*DIRECTIVE*. For the records that follow, return only the count of lines containing the string "административного".

----------

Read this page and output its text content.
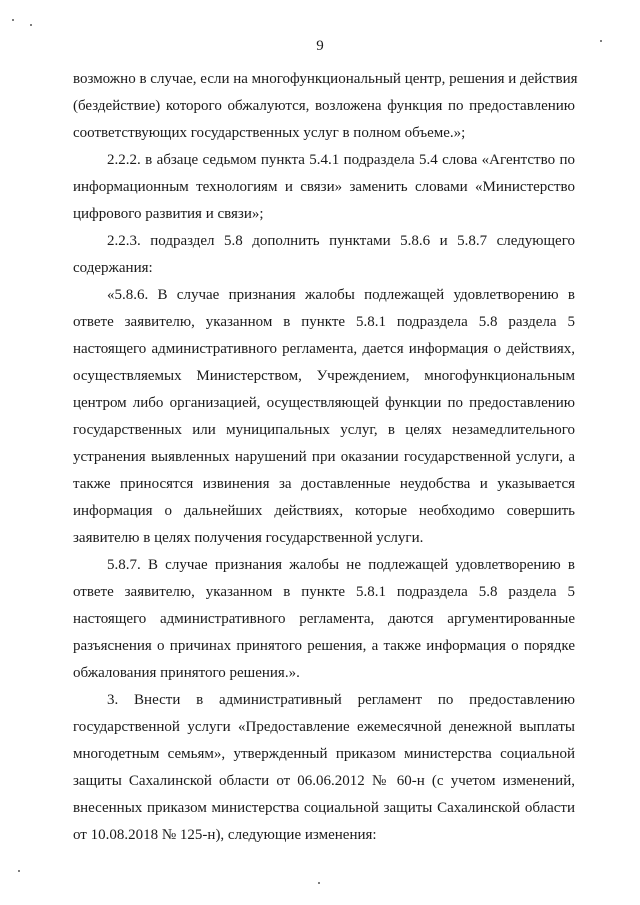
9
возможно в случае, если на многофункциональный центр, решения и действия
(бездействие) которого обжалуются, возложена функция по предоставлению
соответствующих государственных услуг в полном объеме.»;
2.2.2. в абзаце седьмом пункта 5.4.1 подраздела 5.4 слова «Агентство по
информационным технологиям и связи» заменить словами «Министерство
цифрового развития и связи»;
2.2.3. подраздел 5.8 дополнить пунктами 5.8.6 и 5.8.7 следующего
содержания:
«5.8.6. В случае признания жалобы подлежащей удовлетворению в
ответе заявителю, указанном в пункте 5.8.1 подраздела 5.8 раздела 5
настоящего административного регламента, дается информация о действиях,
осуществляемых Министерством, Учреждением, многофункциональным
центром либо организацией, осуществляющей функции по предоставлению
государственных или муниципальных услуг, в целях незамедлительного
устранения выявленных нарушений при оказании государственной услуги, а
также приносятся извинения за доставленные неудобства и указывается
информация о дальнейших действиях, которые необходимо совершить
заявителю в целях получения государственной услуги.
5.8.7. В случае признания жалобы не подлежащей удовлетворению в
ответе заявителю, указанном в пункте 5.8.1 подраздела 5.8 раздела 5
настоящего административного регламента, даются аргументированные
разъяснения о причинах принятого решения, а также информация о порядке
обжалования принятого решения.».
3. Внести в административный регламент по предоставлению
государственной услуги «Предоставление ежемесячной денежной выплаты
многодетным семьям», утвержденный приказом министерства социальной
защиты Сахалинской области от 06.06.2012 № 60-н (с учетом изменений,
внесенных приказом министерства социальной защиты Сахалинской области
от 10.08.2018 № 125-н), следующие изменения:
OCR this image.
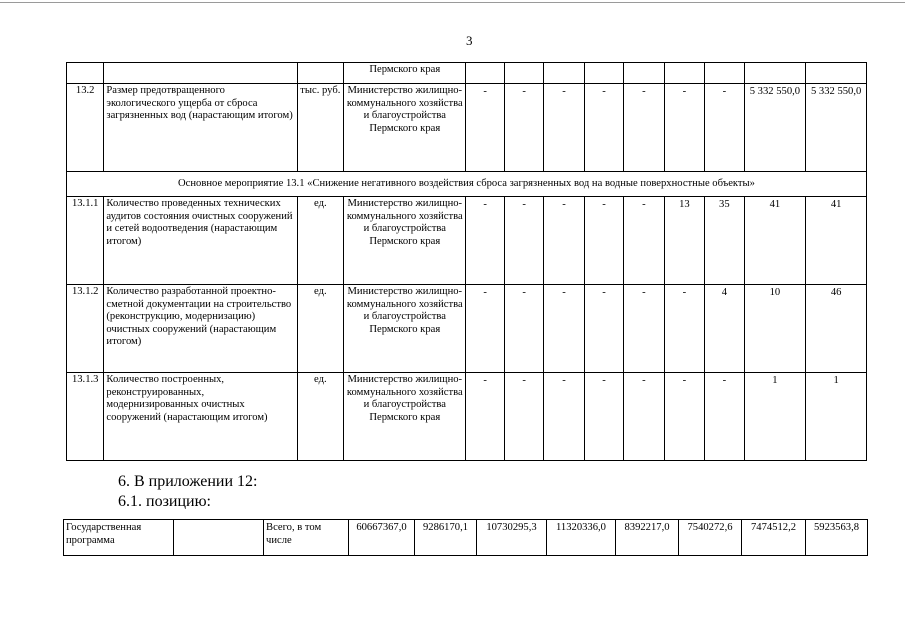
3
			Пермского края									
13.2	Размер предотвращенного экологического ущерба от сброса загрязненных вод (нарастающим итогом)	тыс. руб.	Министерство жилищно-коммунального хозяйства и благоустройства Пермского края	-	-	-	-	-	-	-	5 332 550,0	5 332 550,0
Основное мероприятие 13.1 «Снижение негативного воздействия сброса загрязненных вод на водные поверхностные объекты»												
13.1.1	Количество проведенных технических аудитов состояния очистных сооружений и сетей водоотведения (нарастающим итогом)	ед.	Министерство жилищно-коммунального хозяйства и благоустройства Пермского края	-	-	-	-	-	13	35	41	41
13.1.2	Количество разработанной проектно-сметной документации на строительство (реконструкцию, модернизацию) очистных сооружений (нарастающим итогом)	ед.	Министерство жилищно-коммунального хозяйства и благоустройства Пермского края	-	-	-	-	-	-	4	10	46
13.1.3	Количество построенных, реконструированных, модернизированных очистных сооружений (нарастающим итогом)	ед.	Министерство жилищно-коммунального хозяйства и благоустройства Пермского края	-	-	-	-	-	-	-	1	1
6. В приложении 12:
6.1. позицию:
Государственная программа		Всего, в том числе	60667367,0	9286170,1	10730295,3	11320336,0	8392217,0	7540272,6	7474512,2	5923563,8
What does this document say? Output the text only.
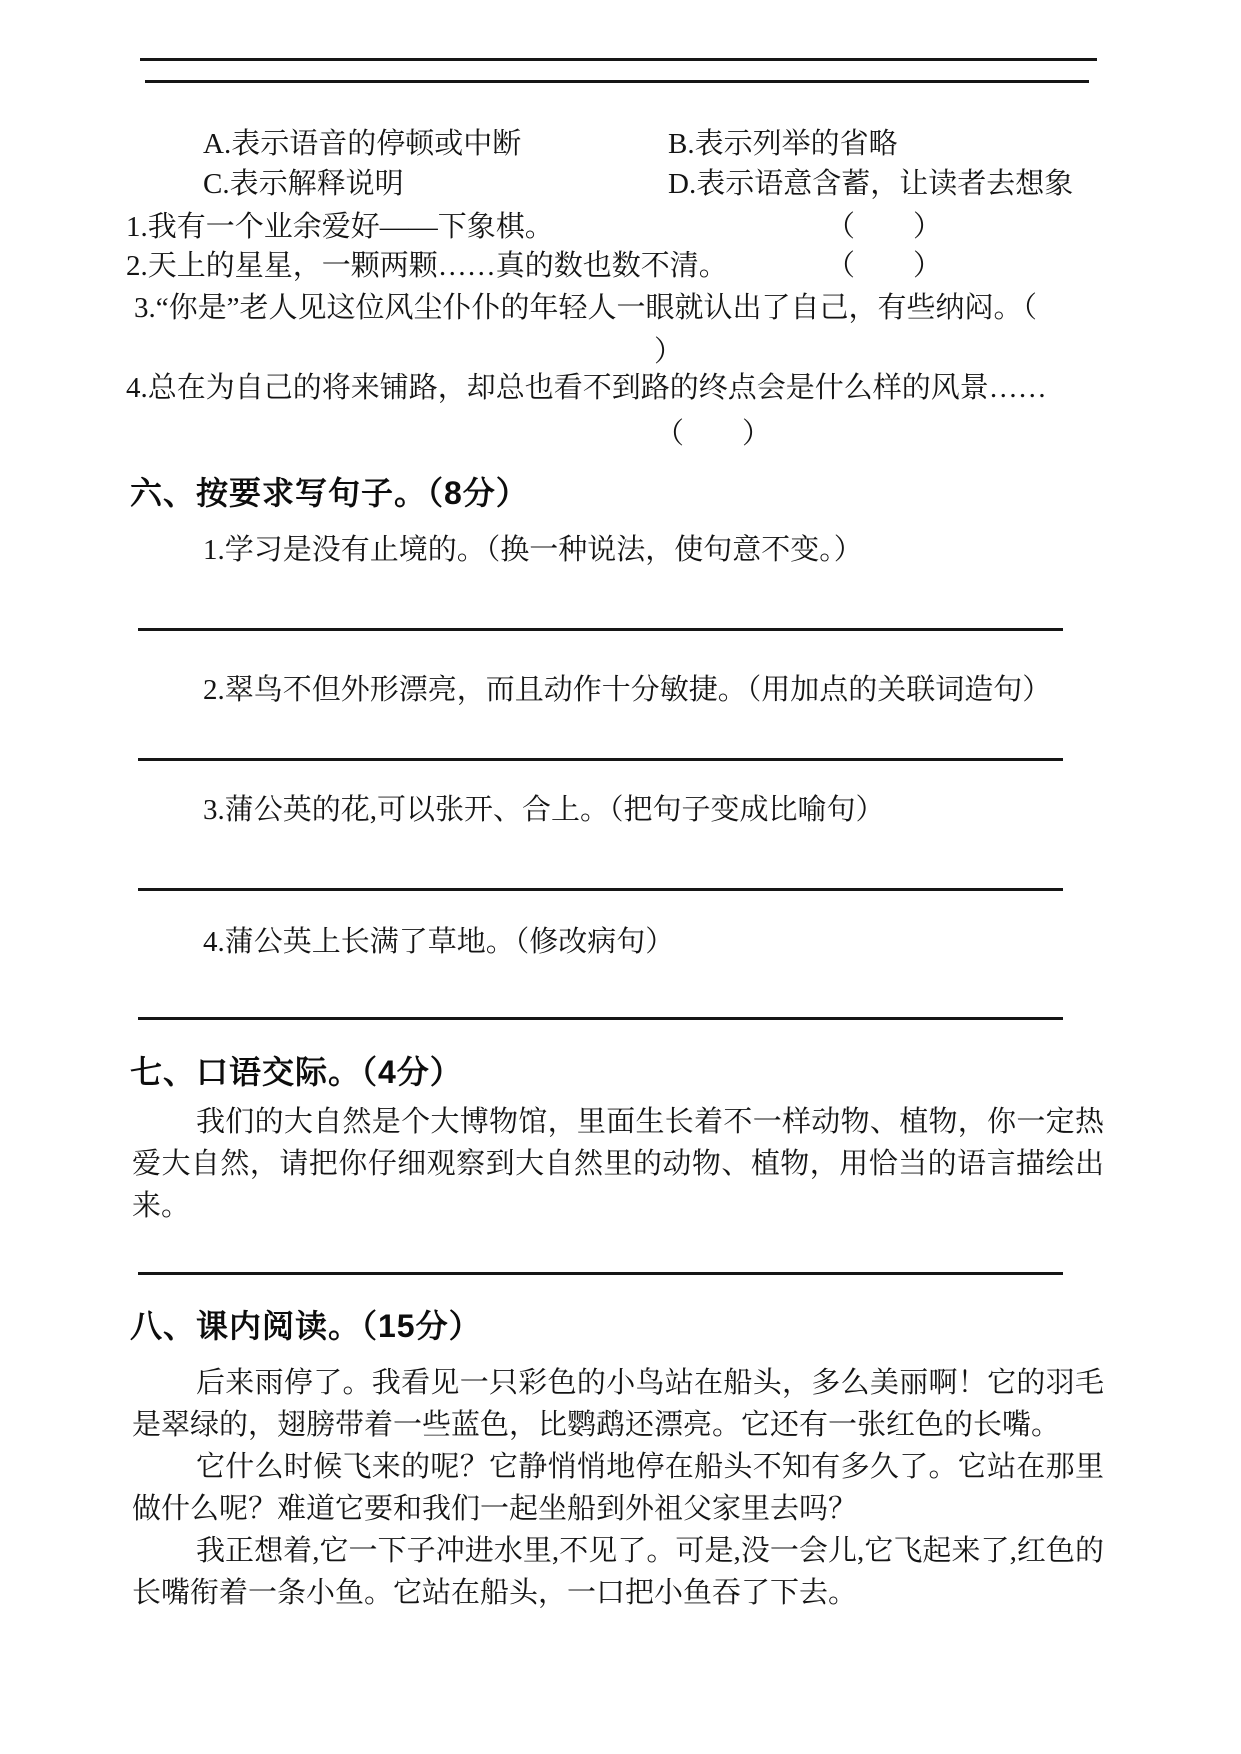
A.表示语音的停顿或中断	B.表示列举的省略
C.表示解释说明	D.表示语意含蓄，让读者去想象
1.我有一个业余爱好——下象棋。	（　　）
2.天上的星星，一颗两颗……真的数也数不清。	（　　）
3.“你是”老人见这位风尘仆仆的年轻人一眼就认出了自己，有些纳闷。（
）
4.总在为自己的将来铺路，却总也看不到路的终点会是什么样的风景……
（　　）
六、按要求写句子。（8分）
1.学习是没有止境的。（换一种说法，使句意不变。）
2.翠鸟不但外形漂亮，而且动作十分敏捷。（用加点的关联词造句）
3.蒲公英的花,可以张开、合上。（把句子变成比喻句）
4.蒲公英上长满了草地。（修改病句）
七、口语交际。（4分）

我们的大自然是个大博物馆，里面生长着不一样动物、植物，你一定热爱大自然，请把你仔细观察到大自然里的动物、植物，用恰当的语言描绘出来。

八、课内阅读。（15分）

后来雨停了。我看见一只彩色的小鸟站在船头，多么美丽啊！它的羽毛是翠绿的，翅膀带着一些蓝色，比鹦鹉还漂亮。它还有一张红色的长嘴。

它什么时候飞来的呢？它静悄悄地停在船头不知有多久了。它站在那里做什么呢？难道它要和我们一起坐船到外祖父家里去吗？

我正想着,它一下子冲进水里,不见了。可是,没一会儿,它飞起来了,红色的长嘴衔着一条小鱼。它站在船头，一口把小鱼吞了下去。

----------

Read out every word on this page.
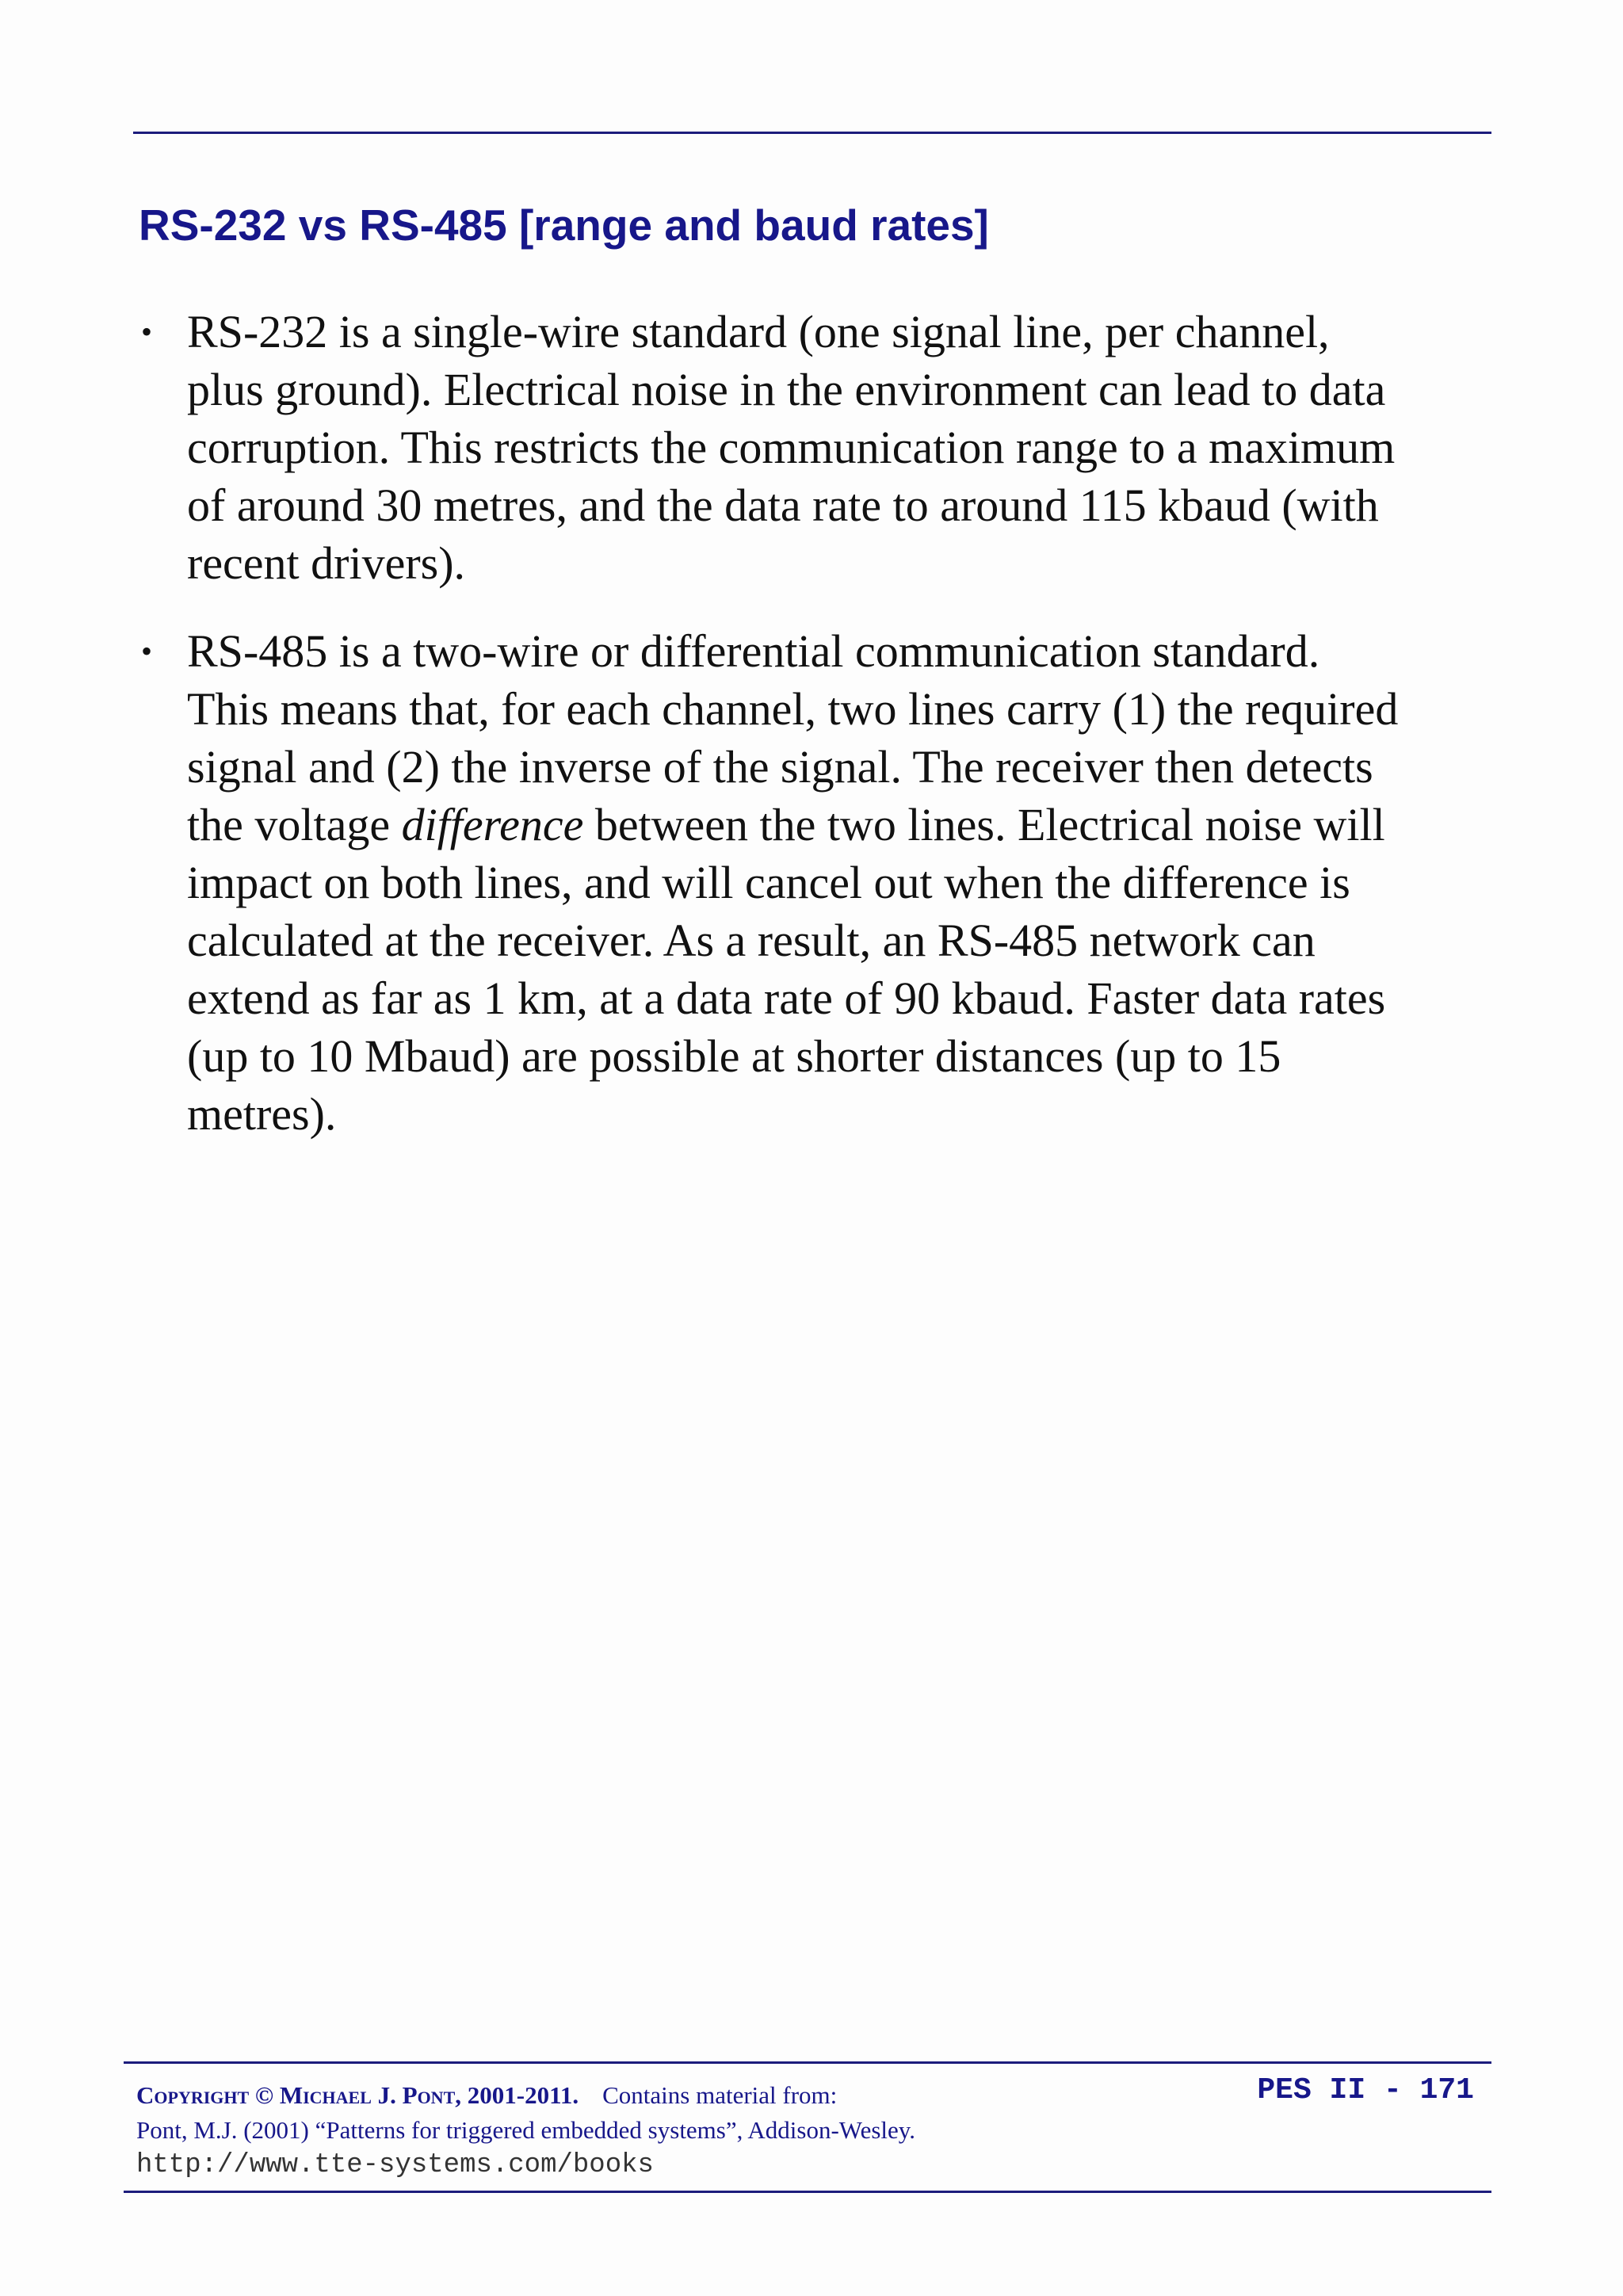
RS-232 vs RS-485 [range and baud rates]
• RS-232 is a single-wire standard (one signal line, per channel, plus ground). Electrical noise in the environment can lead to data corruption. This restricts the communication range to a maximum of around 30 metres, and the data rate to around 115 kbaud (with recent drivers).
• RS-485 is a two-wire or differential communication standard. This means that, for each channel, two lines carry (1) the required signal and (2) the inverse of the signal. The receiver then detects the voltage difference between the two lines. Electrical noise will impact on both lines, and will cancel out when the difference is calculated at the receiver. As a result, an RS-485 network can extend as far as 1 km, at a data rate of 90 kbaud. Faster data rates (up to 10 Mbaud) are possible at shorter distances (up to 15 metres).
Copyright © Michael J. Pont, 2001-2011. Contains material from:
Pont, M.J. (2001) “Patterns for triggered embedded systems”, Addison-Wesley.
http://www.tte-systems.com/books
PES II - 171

----------

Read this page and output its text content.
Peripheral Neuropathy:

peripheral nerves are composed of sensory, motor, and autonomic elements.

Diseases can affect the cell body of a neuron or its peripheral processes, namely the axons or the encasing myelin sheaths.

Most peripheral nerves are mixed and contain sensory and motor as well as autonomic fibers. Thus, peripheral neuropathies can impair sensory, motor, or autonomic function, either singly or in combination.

----------

*TASK RESPONSE*. 2